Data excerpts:
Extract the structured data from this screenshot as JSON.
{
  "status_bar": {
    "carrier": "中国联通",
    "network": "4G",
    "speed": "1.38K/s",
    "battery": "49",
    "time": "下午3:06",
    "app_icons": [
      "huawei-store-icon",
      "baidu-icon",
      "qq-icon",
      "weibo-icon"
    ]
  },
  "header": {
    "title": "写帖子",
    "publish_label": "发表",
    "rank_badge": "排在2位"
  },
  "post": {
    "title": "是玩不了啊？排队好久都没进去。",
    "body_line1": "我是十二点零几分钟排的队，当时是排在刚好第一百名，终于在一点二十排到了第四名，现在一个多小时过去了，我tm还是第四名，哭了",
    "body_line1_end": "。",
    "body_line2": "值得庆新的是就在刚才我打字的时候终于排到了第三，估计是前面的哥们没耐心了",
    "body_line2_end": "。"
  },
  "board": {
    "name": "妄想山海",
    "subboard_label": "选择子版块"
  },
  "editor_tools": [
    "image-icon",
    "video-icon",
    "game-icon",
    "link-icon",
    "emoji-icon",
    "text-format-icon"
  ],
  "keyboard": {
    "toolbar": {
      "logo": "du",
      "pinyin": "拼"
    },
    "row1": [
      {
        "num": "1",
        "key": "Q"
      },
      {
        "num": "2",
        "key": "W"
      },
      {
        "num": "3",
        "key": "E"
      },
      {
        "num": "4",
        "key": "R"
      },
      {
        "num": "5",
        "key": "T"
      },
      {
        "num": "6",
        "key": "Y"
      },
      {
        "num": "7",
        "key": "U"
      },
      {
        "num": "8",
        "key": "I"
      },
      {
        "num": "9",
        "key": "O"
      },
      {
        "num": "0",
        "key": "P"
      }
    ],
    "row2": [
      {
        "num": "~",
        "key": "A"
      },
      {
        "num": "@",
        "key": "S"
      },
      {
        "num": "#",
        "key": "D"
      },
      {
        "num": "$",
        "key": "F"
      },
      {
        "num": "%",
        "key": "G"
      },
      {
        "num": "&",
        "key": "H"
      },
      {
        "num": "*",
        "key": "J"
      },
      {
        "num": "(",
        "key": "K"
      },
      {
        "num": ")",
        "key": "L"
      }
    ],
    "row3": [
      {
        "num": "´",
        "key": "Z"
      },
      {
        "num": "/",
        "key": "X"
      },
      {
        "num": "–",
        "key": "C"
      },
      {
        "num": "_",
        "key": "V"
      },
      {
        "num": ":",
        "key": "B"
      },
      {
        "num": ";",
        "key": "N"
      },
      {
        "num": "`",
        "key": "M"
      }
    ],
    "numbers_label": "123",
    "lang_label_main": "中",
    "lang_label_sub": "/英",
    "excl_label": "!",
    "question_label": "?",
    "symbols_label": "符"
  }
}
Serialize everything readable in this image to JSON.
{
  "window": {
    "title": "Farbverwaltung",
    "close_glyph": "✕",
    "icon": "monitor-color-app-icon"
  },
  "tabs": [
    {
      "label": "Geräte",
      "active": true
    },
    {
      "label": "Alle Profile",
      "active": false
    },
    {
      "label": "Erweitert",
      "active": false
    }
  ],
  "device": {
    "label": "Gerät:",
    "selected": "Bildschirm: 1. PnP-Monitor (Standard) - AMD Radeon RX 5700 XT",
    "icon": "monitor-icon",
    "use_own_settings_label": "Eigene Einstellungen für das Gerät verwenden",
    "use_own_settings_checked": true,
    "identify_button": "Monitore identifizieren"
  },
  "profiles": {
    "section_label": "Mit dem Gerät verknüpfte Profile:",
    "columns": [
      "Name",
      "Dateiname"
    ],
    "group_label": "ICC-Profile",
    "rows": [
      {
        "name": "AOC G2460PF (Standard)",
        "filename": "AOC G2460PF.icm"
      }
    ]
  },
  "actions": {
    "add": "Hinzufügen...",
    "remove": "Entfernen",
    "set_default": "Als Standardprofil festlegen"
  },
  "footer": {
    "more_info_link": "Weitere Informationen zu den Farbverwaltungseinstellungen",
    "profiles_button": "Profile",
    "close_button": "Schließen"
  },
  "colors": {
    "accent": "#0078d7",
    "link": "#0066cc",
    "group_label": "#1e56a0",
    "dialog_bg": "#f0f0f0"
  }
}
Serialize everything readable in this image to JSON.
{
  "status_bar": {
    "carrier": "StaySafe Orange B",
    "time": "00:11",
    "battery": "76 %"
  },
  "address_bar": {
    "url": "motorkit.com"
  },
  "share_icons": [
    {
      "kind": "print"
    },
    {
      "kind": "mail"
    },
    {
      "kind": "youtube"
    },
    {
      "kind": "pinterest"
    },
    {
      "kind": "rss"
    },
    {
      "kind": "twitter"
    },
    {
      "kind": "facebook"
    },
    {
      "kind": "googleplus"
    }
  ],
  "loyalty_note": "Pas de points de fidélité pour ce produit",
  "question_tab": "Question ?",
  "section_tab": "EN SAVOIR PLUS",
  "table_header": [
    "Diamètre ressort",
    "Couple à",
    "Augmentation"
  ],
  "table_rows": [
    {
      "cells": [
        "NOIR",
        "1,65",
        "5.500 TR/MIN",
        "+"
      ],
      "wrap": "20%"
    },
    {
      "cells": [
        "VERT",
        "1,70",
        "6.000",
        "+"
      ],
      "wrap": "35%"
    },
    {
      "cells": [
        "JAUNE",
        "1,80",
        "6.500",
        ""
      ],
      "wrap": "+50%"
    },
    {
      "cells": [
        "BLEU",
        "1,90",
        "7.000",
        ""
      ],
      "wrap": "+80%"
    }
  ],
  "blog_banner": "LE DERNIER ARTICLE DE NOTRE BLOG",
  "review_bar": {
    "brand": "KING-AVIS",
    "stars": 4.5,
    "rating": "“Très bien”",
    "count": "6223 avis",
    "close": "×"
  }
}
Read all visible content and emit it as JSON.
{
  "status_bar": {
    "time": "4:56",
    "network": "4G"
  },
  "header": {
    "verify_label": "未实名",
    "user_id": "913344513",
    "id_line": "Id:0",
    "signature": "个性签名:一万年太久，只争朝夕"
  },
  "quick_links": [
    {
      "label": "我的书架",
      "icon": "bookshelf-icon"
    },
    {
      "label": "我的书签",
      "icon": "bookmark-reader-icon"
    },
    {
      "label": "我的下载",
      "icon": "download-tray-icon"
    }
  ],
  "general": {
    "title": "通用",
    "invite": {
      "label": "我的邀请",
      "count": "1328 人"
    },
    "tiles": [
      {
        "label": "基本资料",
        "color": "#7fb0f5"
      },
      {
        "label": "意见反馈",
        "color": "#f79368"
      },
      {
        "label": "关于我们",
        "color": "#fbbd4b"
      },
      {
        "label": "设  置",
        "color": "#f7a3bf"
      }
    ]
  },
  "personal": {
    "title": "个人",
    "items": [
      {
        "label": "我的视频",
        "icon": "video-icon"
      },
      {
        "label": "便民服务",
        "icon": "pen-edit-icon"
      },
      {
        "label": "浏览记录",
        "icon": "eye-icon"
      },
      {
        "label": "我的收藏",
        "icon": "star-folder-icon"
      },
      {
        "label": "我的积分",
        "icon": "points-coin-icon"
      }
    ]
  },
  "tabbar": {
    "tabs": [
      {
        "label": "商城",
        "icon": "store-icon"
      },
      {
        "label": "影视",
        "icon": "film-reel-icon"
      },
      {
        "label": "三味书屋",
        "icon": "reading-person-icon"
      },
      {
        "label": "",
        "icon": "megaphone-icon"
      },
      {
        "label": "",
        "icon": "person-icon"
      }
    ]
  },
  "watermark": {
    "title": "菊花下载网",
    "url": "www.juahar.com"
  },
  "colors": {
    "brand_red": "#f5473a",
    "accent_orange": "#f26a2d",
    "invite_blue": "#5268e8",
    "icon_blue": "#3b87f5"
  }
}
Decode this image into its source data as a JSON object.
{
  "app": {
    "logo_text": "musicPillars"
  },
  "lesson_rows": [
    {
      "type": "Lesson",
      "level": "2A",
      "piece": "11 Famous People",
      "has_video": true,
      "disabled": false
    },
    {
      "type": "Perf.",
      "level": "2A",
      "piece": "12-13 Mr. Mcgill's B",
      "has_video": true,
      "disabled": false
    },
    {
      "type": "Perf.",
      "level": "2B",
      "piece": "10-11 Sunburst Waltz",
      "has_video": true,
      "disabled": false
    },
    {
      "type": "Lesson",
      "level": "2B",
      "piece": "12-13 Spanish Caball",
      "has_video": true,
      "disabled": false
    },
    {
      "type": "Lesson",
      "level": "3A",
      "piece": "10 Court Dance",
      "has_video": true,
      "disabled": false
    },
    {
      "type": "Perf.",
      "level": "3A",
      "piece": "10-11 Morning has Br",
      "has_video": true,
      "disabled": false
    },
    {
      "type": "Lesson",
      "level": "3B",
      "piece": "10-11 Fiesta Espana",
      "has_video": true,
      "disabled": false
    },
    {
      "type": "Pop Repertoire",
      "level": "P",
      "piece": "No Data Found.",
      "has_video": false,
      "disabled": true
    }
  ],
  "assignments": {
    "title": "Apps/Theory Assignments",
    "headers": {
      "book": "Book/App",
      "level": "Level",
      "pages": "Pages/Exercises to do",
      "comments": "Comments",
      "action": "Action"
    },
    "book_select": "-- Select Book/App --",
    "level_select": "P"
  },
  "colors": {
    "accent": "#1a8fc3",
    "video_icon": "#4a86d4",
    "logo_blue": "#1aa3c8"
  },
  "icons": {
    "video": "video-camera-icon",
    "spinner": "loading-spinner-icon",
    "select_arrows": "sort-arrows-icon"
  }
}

OBJECTIVE:
In the records above, how many lines hold the string "carrier"? Reply with only the number.

FINISHED ANSWER:
2